Data entries:
• • •

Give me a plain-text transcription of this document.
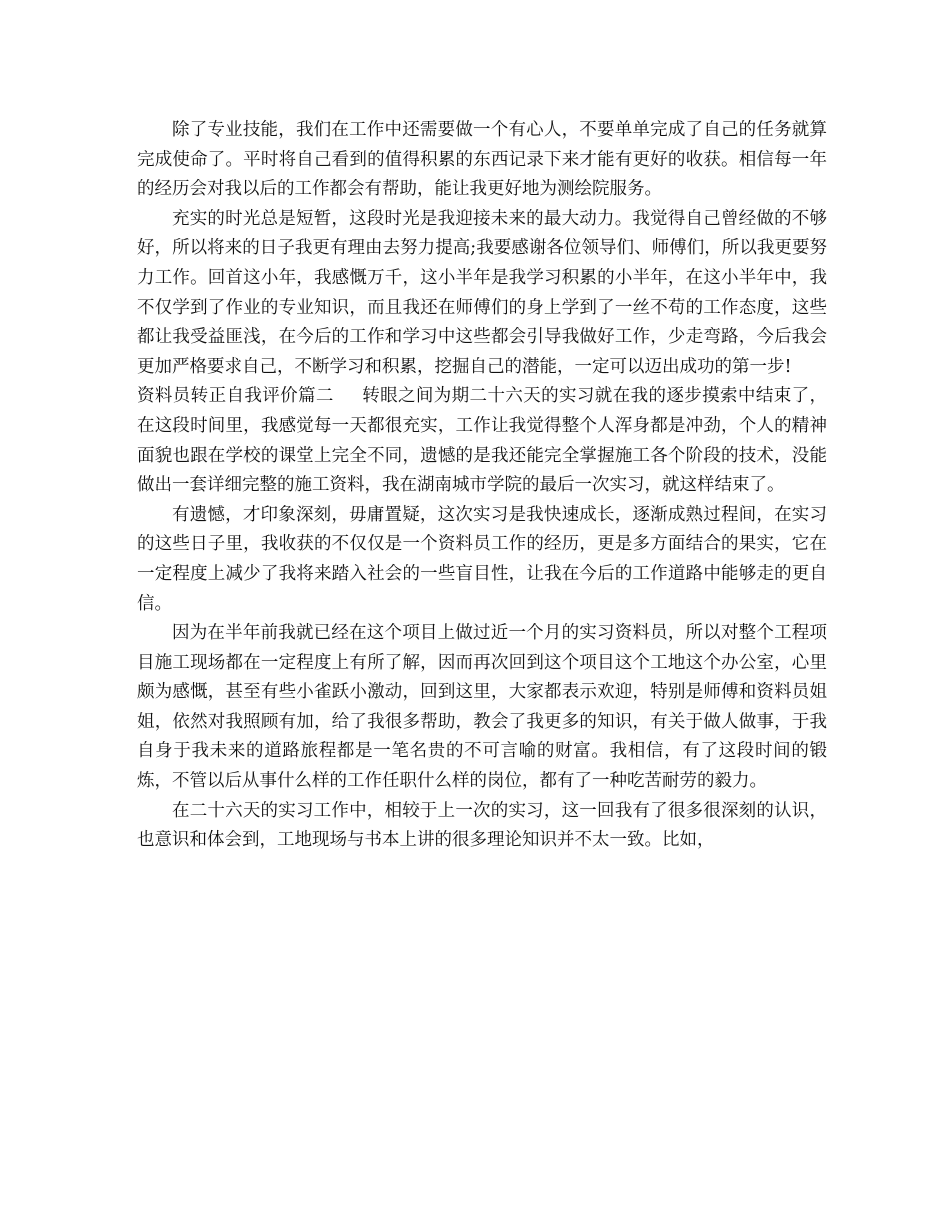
除了专业技能，我们在工作中还需要做一个有心人，不要单单完成了自己的任务就算完成使命了。平时将自己看到的值得积累的东西记录下来才能有更好的收获。相信每一年的经历会对我以后的工作都会有帮助，能让我更好地为测绘院服务。

充实的时光总是短暂，这段时光是我迎接未来的最大动力。我觉得自己曾经做的不够好，所以将来的日子我更有理由去努力提高;我要感谢各位领导们、师傅们，所以我更要努力工作。回首这小年，我感慨万千，这小半年是我学习积累的小半年，在这小半年中，我不仅学到了作业的专业知识，而且我还在师傅们的身上学到了一丝不苟的工作态度，这些都让我受益匪浅，在今后的工作和学习中这些都会引导我做好工作，少走弯路，今后我会更加严格要求自己，不断学习和积累，挖掘自己的潜能，一定可以迈出成功的第一步!

资料员转正自我评价篇二 转眼之间为期二十六天的实习就在我的逐步摸索中结束了，在这段时间里，我感觉每一天都很充实，工作让我觉得整个人浑身都是冲劲，个人的精神面貌也跟在学校的课堂上完全不同，遗憾的是我还能完全掌握施工各个阶段的技术，没能做出一套详细完整的施工资料，我在湖南城市学院的最后一次实习，就这样结束了。

有遗憾，才印象深刻，毋庸置疑，这次实习是我快速成长，逐渐成熟过程间，在实习的这些日子里，我收获的不仅仅是一个资料员工作的经历，更是多方面结合的果实，它在一定程度上减少了我将来踏入社会的一些盲目性，让我在今后的工作道路中能够走的更自信。

因为在半年前我就已经在这个项目上做过近一个月的实习资料员，所以对整个工程项目施工现场都在一定程度上有所了解，因而再次回到这个项目这个工地这个办公室，心里颇为感慨，甚至有些小雀跃小激动，回到这里，大家都表示欢迎，特别是师傅和资料员姐姐，依然对我照顾有加，给了我很多帮助，教会了我更多的知识，有关于做人做事，于我自身于我未来的道路旅程都是一笔名贵的不可言喻的财富。我相信，有了这段时间的锻炼，不管以后从事什么样的工作任职什么样的岗位，都有了一种吃苦耐劳的毅力。

在二十六天的实习工作中，相较于上一次的实习，这一回我有了很多很深刻的认识，也意识和体会到，工地现场与书本上讲的很多理论知识并不太一致。比如，
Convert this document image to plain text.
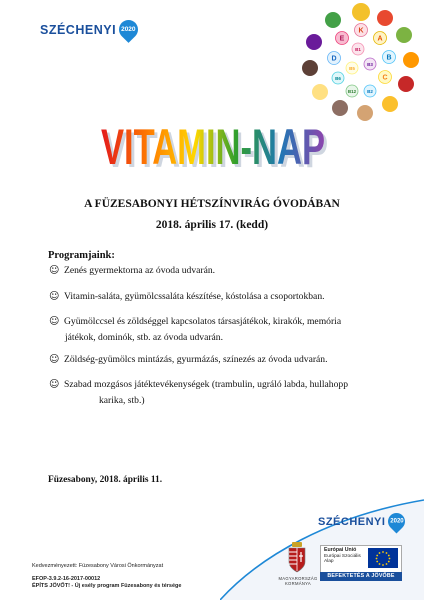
SZÉCHENYI 2020	K
A
B
C
E
D
B6
B12 B2
B1
B3
B5
VITAMIN-NAP
VITAMIN-NAP
A FÜZESABONYI HÉTSZÍNVIRÁG ÓVODÁBAN
2018. április 17. (kedd)
Programjaink:
☺ Zenés gyermektorna az óvoda udvarán.
☺ Vitamin-saláta, gyümölcssaláta készítése, kóstolása a csoportokban.
☺ Gyümölccsel és zöldséggel kapcsolatos társasjátékok, kirakók, memória
játékok, dominók, stb. az óvoda udvarán.
☺ Zöldség-gyümölcs mintázás, gyurmázás, színezés az óvoda udvarán.
☺ Szabad mozgásos játéktevékenységek (trambulin, ugráló labda, hullahopp
karika, stb.)
Füzesabony, 2018. április 11.
SZÉCHENYI 2020
MAGYARORSZÁG KORMÁNYA
Európai Unió
Európai Szociális
Alap
BEFEKTETÉS A JÖVŐBE
Kedvezményezett: Füzesabony Városi Önkormányzat
EFOP-3.9.2-16-2017-00012
ÉPÍTS JÖVŐT! - Új esély program Füzesabony és térsége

• • •

WHAT IS NEEDED: Gather each line that holds "this".

CORRECT RESPONSE:
Give me a plain-text transcription of this document.
Convert this document image to plain text.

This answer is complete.